* **Directions**
Could you write out every record below exactly, leaving out any pictures?

* **Items from a figure collection**
** Begin **

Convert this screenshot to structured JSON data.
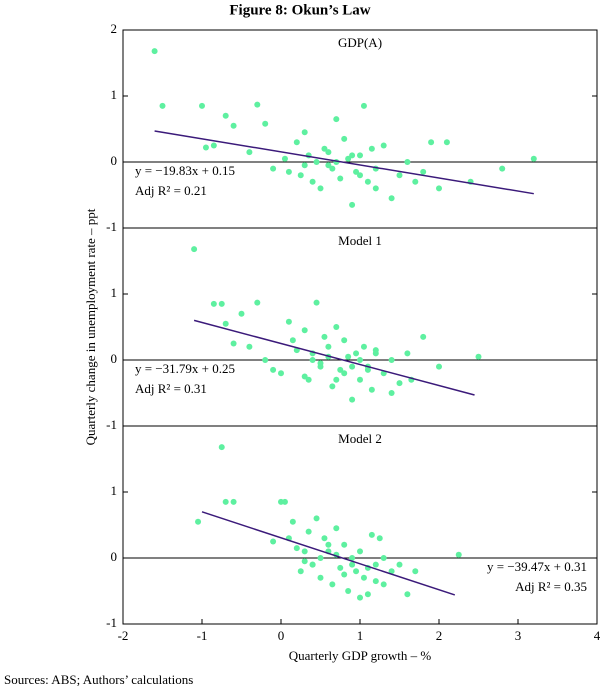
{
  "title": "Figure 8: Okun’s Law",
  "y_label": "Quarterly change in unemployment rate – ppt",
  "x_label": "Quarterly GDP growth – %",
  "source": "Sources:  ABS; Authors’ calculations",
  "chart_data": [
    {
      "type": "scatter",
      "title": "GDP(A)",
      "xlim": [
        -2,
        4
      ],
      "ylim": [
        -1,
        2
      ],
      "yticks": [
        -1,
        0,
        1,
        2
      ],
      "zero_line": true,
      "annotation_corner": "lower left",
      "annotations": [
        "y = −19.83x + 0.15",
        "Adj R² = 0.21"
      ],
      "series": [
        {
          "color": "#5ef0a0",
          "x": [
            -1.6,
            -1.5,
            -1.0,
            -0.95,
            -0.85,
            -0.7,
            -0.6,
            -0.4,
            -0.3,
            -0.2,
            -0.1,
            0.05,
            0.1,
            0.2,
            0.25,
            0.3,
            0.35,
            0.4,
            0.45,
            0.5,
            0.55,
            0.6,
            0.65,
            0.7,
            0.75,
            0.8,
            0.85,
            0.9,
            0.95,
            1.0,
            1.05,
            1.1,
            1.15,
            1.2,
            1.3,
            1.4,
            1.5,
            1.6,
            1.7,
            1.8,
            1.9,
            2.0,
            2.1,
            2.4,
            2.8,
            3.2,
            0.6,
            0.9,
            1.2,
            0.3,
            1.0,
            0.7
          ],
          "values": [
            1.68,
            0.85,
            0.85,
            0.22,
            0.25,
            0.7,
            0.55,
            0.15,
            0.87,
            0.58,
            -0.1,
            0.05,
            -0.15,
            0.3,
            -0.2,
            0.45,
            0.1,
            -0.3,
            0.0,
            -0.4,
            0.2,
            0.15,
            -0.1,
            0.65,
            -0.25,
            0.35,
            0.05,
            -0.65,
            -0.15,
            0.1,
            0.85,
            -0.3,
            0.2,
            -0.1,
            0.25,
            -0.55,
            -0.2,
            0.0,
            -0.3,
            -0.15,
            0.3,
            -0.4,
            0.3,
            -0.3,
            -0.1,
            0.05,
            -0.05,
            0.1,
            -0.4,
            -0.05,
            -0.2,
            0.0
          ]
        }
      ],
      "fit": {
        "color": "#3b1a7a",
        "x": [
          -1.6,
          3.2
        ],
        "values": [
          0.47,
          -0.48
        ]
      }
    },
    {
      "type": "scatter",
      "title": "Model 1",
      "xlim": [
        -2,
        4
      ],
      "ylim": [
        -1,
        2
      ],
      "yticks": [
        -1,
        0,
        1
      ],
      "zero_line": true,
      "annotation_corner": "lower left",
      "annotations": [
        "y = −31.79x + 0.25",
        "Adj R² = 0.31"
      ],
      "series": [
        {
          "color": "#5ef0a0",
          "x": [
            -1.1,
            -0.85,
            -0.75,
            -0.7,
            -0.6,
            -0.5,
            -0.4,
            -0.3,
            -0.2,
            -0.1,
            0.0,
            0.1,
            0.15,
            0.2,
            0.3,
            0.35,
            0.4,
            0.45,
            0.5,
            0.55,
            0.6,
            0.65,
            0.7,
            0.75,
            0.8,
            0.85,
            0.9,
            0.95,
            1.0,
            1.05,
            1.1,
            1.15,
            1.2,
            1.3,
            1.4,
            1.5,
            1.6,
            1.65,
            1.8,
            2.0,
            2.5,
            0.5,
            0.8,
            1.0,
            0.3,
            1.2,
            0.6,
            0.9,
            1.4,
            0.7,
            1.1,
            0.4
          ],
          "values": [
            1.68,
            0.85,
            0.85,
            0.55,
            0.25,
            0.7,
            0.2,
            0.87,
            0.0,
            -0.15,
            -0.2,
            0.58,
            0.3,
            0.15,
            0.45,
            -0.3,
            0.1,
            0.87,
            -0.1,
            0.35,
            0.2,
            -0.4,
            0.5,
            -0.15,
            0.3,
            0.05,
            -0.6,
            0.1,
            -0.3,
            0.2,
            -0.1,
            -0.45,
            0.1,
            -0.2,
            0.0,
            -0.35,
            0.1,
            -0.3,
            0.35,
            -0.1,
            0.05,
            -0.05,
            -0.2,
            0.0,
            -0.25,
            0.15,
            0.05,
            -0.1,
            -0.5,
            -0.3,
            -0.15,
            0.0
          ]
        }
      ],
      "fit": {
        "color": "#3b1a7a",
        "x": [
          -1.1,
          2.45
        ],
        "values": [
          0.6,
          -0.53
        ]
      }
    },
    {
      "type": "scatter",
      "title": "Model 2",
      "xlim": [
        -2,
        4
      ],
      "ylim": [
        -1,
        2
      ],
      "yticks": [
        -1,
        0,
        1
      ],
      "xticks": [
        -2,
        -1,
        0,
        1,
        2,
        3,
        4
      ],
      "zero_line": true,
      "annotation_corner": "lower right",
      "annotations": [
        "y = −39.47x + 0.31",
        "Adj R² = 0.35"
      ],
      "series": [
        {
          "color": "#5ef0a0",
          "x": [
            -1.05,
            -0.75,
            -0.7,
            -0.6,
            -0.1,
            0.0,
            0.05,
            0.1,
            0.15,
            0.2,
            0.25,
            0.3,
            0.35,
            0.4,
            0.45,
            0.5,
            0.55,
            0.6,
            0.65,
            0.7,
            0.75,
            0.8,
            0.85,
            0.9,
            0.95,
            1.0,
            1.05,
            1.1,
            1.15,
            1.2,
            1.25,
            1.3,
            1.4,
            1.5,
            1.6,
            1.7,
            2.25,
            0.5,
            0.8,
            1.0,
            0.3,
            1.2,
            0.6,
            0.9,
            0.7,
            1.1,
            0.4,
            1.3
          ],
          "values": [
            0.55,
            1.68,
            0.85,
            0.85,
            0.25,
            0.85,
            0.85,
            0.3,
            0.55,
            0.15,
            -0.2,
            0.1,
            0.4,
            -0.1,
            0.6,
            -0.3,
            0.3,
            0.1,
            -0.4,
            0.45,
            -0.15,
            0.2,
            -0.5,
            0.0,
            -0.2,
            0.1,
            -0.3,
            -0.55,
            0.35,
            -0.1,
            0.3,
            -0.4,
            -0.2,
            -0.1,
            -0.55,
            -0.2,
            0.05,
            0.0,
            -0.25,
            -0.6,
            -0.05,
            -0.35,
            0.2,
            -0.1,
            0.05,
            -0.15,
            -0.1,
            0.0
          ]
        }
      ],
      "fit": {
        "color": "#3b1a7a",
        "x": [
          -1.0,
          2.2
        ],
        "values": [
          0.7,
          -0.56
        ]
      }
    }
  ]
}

** End **

* **The response**
Convert this screenshot to structured JSON data.
{
  "title": "Figure 8: Okun’s Law",
  "y_label": "Quarterly change in unemployment rate – ppt",
  "x_label": "Quarterly GDP growth – %",
  "source": "Sources:  ABS; Authors’ calculations",
  "chart_data": [
    {
      "type": "scatter",
      "title": "GDP(A)",
      "xlim": [
        -2,
        4
      ],
      "ylim": [
        -1,
        2
      ],
      "yticks": [
        -1,
        0,
        1,
        2
      ],
      "zero_line": true,
      "annotation_corner": "lower left",
      "annotations": [
        "y = −19.83x + 0.15",
        "Adj R² = 0.21"
      ],
      "series": [
        {
          "color": "#5ef0a0",
          "x": [
            -1.6,
            -1.5,
            -1.0,
            -0.95,
            -0.85,
            -0.7,
            -0.6,
            -0.4,
            -0.3,
            -0.2,
            -0.1,
            0.05,
            0.1,
            0.2,
            0.25,
            0.3,
            0.35,
            0.4,
            0.45,
            0.5,
            0.55,
            0.6,
            0.65,
            0.7,
            0.75,
            0.8,
            0.85,
            0.9,
            0.95,
            1.0,
            1.05,
            1.1,
            1.15,
            1.2,
            1.3,
            1.4,
            1.5,
            1.6,
            1.7,
            1.8,
            1.9,
            2.0,
            2.1,
            2.4,
            2.8,
            3.2,
            0.6,
            0.9,
            1.2,
            0.3,
            1.0,
            0.7
          ],
          "values": [
            1.68,
            0.85,
            0.85,
            0.22,
            0.25,
            0.7,
            0.55,
            0.15,
            0.87,
            0.58,
            -0.1,
            0.05,
            -0.15,
            0.3,
            -0.2,
            0.45,
            0.1,
            -0.3,
            0.0,
            -0.4,
            0.2,
            0.15,
            -0.1,
            0.65,
            -0.25,
            0.35,
            0.05,
            -0.65,
            -0.15,
            0.1,
            0.85,
            -0.3,
            0.2,
            -0.1,
            0.25,
            -0.55,
            -0.2,
            0.0,
            -0.3,
            -0.15,
            0.3,
            -0.4,
            0.3,
            -0.3,
            -0.1,
            0.05,
            -0.05,
            0.1,
            -0.4,
            -0.05,
            -0.2,
            0.0
          ]
        }
      ],
      "fit": {
        "color": "#3b1a7a",
        "x": [
          -1.6,
          3.2
        ],
        "values": [
          0.47,
          -0.48
        ]
      }
    },
    {
      "type": "scatter",
      "title": "Model 1",
      "xlim": [
        -2,
        4
      ],
      "ylim": [
        -1,
        2
      ],
      "yticks": [
        -1,
        0,
        1
      ],
      "zero_line": true,
      "annotation_corner": "lower left",
      "annotations": [
        "y = −31.79x + 0.25",
        "Adj R² = 0.31"
      ],
      "series": [
        {
          "color": "#5ef0a0",
          "x": [
            -1.1,
            -0.85,
            -0.75,
            -0.7,
            -0.6,
            -0.5,
            -0.4,
            -0.3,
            -0.2,
            -0.1,
            0.0,
            0.1,
            0.15,
            0.2,
            0.3,
            0.35,
            0.4,
            0.45,
            0.5,
            0.55,
            0.6,
            0.65,
            0.7,
            0.75,
            0.8,
            0.85,
            0.9,
            0.95,
            1.0,
            1.05,
            1.1,
            1.15,
            1.2,
            1.3,
            1.4,
            1.5,
            1.6,
            1.65,
            1.8,
            2.0,
            2.5,
            0.5,
            0.8,
            1.0,
            0.3,
            1.2,
            0.6,
            0.9,
            1.4,
            0.7,
            1.1,
            0.4
          ],
          "values": [
            1.68,
            0.85,
            0.85,
            0.55,
            0.25,
            0.7,
            0.2,
            0.87,
            0.0,
            -0.15,
            -0.2,
            0.58,
            0.3,
            0.15,
            0.45,
            -0.3,
            0.1,
            0.87,
            -0.1,
            0.35,
            0.2,
            -0.4,
            0.5,
            -0.15,
            0.3,
            0.05,
            -0.6,
            0.1,
            -0.3,
            0.2,
            -0.1,
            -0.45,
            0.1,
            -0.2,
            0.0,
            -0.35,
            0.1,
            -0.3,
            0.35,
            -0.1,
            0.05,
            -0.05,
            -0.2,
            0.0,
            -0.25,
            0.15,
            0.05,
            -0.1,
            -0.5,
            -0.3,
            -0.15,
            0.0
          ]
        }
      ],
      "fit": {
        "color": "#3b1a7a",
        "x": [
          -1.1,
          2.45
        ],
        "values": [
          0.6,
          -0.53
        ]
      }
    },
    {
      "type": "scatter",
      "title": "Model 2",
      "xlim": [
        -2,
        4
      ],
      "ylim": [
        -1,
        2
      ],
      "yticks": [
        -1,
        0,
        1
      ],
      "xticks": [
        -2,
        -1,
        0,
        1,
        2,
        3,
        4
      ],
      "zero_line": true,
      "annotation_corner": "lower right",
      "annotations": [
        "y = −39.47x + 0.31",
        "Adj R² = 0.35"
      ],
      "series": [
        {
          "color": "#5ef0a0",
          "x": [
            -1.05,
            -0.75,
            -0.7,
            -0.6,
            -0.1,
            0.0,
            0.05,
            0.1,
            0.15,
            0.2,
            0.25,
            0.3,
            0.35,
            0.4,
            0.45,
            0.5,
            0.55,
            0.6,
            0.65,
            0.7,
            0.75,
            0.8,
            0.85,
            0.9,
            0.95,
            1.0,
            1.05,
            1.1,
            1.15,
            1.2,
            1.25,
            1.3,
            1.4,
            1.5,
            1.6,
            1.7,
            2.25,
            0.5,
            0.8,
            1.0,
            0.3,
            1.2,
            0.6,
            0.9,
            0.7,
            1.1,
            0.4,
            1.3
          ],
          "values": [
            0.55,
            1.68,
            0.85,
            0.85,
            0.25,
            0.85,
            0.85,
            0.3,
            0.55,
            0.15,
            -0.2,
            0.1,
            0.4,
            -0.1,
            0.6,
            -0.3,
            0.3,
            0.1,
            -0.4,
            0.45,
            -0.15,
            0.2,
            -0.5,
            0.0,
            -0.2,
            0.1,
            -0.3,
            -0.55,
            0.35,
            -0.1,
            0.3,
            -0.4,
            -0.2,
            -0.1,
            -0.55,
            -0.2,
            0.05,
            0.0,
            -0.25,
            -0.6,
            -0.05,
            -0.35,
            0.2,
            -0.1,
            0.05,
            -0.15,
            -0.1,
            0.0
          ]
        }
      ],
      "fit": {
        "color": "#3b1a7a",
        "x": [
          -1.0,
          2.2
        ],
        "values": [
          0.7,
          -0.56
        ]
      }
    }
  ]
}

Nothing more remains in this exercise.